[Data records]
----------

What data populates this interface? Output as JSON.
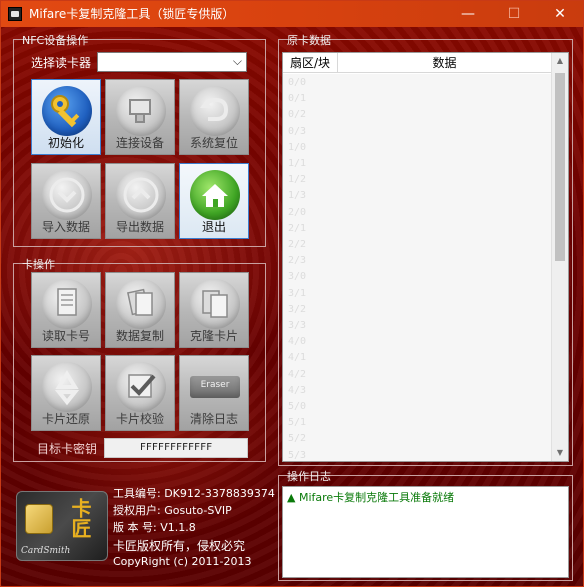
{
  "window": {
    "title": "Mifare卡复制克隆工具（锁匠专供版）",
    "controls": {
      "minimize": "—",
      "maximize": "☐",
      "close": "✕"
    }
  },
  "nfc_group": {
    "title": "NFC设备操作",
    "reader_label": "选择读卡器",
    "reader_value": "",
    "buttons": [
      {
        "label": "初始化",
        "icon": "key-icon",
        "active": true
      },
      {
        "label": "连接设备",
        "icon": "usb-device-icon"
      },
      {
        "label": "系统复位",
        "icon": "undo-icon"
      },
      {
        "label": "导入数据",
        "icon": "chevron-down-icon"
      },
      {
        "label": "导出数据",
        "icon": "chevron-up-icon"
      },
      {
        "label": "退出",
        "icon": "home-icon",
        "active": true
      }
    ]
  },
  "card_group": {
    "title": "卡操作",
    "buttons": [
      {
        "label": "读取卡号",
        "icon": "document-icon"
      },
      {
        "label": "数据复制",
        "icon": "copy-document-icon"
      },
      {
        "label": "克隆卡片",
        "icon": "clone-icon"
      },
      {
        "label": "卡片还原",
        "icon": "recycle-icon"
      },
      {
        "label": "卡片校验",
        "icon": "checkmark-icon"
      },
      {
        "label": "清除日志",
        "icon": "eraser-icon",
        "icon_text": "Eraser"
      }
    ],
    "key_label": "目标卡密钥",
    "key_value": "FFFFFFFFFFFF"
  },
  "raw_data": {
    "title": "原卡数据",
    "columns": [
      "扇区/块",
      "数据"
    ],
    "rows": [
      "0/0",
      "0/1",
      "0/2",
      "0/3",
      "1/0",
      "1/1",
      "1/2",
      "1/3",
      "2/0",
      "2/1",
      "2/2",
      "2/3",
      "3/0",
      "3/1",
      "3/2",
      "3/3",
      "4/0",
      "4/1",
      "4/2",
      "4/3",
      "5/0",
      "5/1",
      "5/2",
      "5/3"
    ]
  },
  "log": {
    "title": "操作日志",
    "entries": [
      "▲ Mifare卡复制克隆工具准备就绪"
    ]
  },
  "info": {
    "logo_text": "卡匠",
    "logo_sub": "CardSmith",
    "tool_id": "工具编号: DK912-3378839374",
    "user": "授权用户: Gosuto-SVIP",
    "version": "版 本 号: V1.1.8",
    "copyright_cn": "卡匠版权所有，侵权必究",
    "copyright_en": "CopyRight (c) 2011-2013"
  },
  "colors": {
    "titlebar": "#e24a12",
    "background": "#7a0000",
    "log_text": "#0a7a0a",
    "active_border": "#3c7fd0"
  }
}
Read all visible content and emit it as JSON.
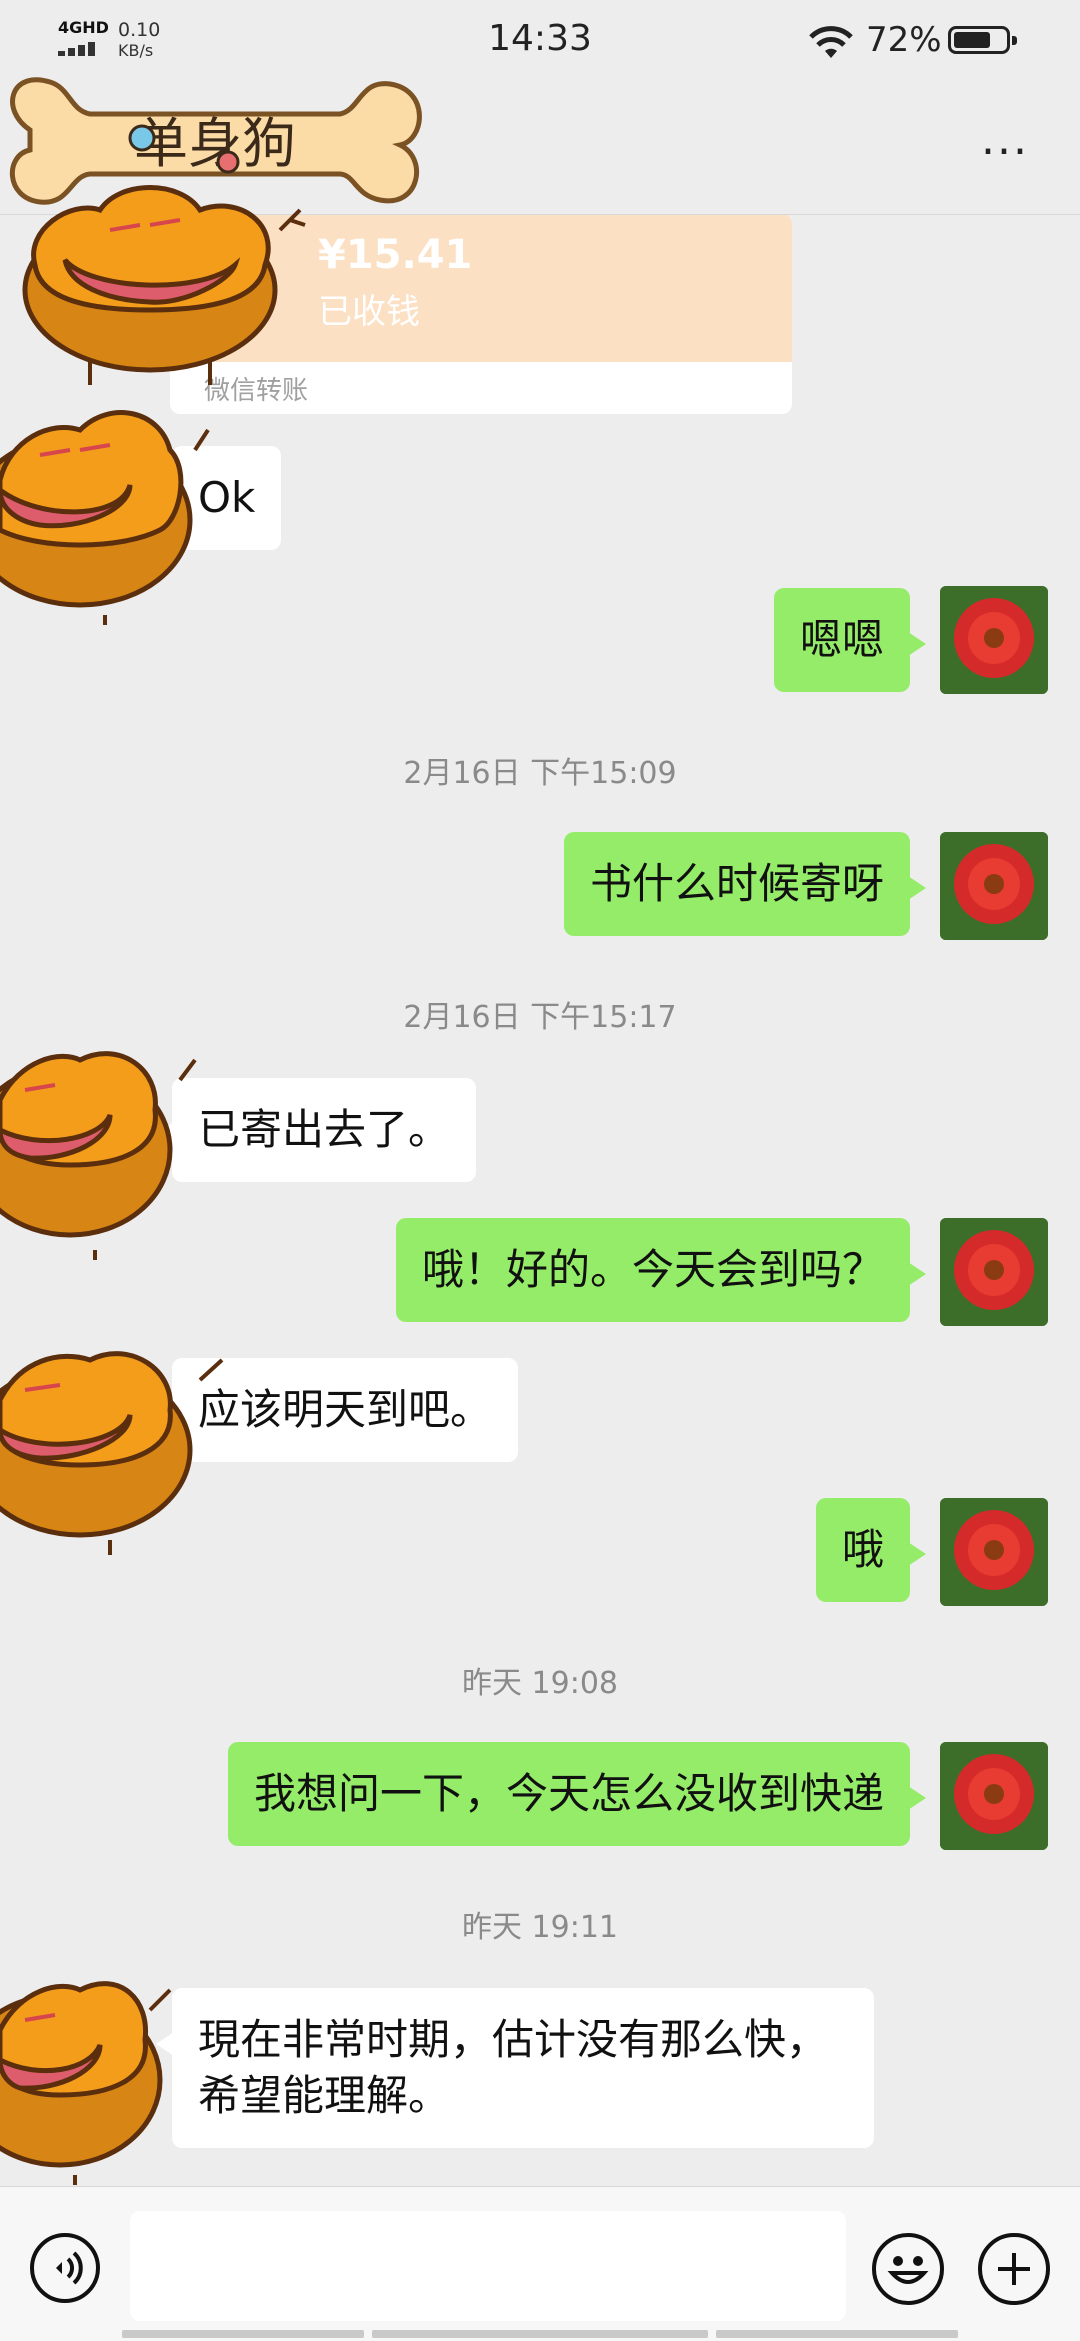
{
  "status_bar": {
    "network": "4GHD",
    "speed": "0.10\nKB/s",
    "speed_value": "0.10",
    "speed_unit": "KB/s",
    "time": "14:33",
    "battery": "72%",
    "battery_level": 0.72,
    "icons": [
      "signal-icon",
      "wifi-icon",
      "battery-icon"
    ]
  },
  "header": {
    "title_sticker_text": "单身狗",
    "more_label": "..."
  },
  "transfer_card": {
    "amount": "¥15.41",
    "status": "已收钱",
    "footer": "微信转账"
  },
  "messages": [
    {
      "side": "left",
      "text": "Ok"
    },
    {
      "side": "right",
      "text": "嗯嗯"
    },
    {
      "type": "timestamp",
      "text": "2月16日 下午15:09"
    },
    {
      "side": "right",
      "text": "书什么时候寄呀"
    },
    {
      "type": "timestamp",
      "text": "2月16日 下午15:17"
    },
    {
      "side": "left",
      "text": "已寄出去了。"
    },
    {
      "side": "right",
      "text": "哦！好的。今天会到吗？"
    },
    {
      "side": "left",
      "text": "应该明天到吧。"
    },
    {
      "side": "right",
      "text": "哦"
    },
    {
      "type": "timestamp",
      "text": "昨天 19:08"
    },
    {
      "side": "right",
      "text": "我想问一下，今天怎么没收到快递"
    },
    {
      "type": "timestamp",
      "text": "昨天 19:11"
    },
    {
      "side": "left",
      "text": "現在非常时期，估计没有那么快，",
      "text2": "希望能理解。"
    }
  ],
  "input_bar": {
    "text_value": "",
    "icons": [
      "voice-icon",
      "emoji-icon",
      "plus-icon"
    ]
  },
  "colors": {
    "background": "#ededed",
    "sent_bubble": "#95ec69",
    "received_bubble": "#ffffff",
    "transfer_card": "#fbe0c3"
  }
}
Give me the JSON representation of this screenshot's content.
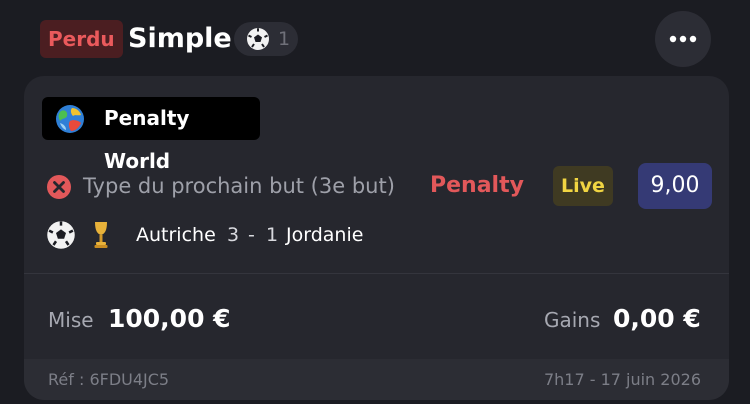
{
  "header": {
    "status": "Perdu",
    "bet_type": "Simple",
    "sport_icon": "soccer-ball-icon",
    "selections_count": "1",
    "more_icon": "more-horizontal-icon"
  },
  "card": {
    "competition": {
      "icon": "globe-icon",
      "name": "Penalty World"
    },
    "selection": {
      "result_icon": "lost-x-icon",
      "market": "Type du prochain but (3e but)",
      "pick": "Penalty",
      "live_label": "Live",
      "odds": "9,00"
    },
    "match": {
      "sport_icon": "soccer-ball-icon",
      "competition_icon": "trophy-icon",
      "home_team": "Autriche",
      "home_score": "3",
      "separator": "-",
      "away_score": "1",
      "away_team": "Jordanie"
    },
    "stake": {
      "label": "Mise",
      "value": "100,00 €"
    },
    "gains": {
      "label": "Gains",
      "value": "0,00 €"
    },
    "footer": {
      "reference": "Réf : 6FDU4JC5",
      "date": "7h17 - 17 juin 2026"
    }
  },
  "colors": {
    "background": "#1b1c22",
    "card": "#26272e",
    "lost_red": "#e2585a",
    "live_yellow": "#f1d542",
    "odds_blue": "#353a75"
  }
}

----------

- WHAT YOU SHOULD DO
Extract each line from the listing that holds the word "soccer".

- WORKED SOLUTION
    "sport_icon": "soccer-ball-icon",
      "sport_icon": "soccer-ball-icon",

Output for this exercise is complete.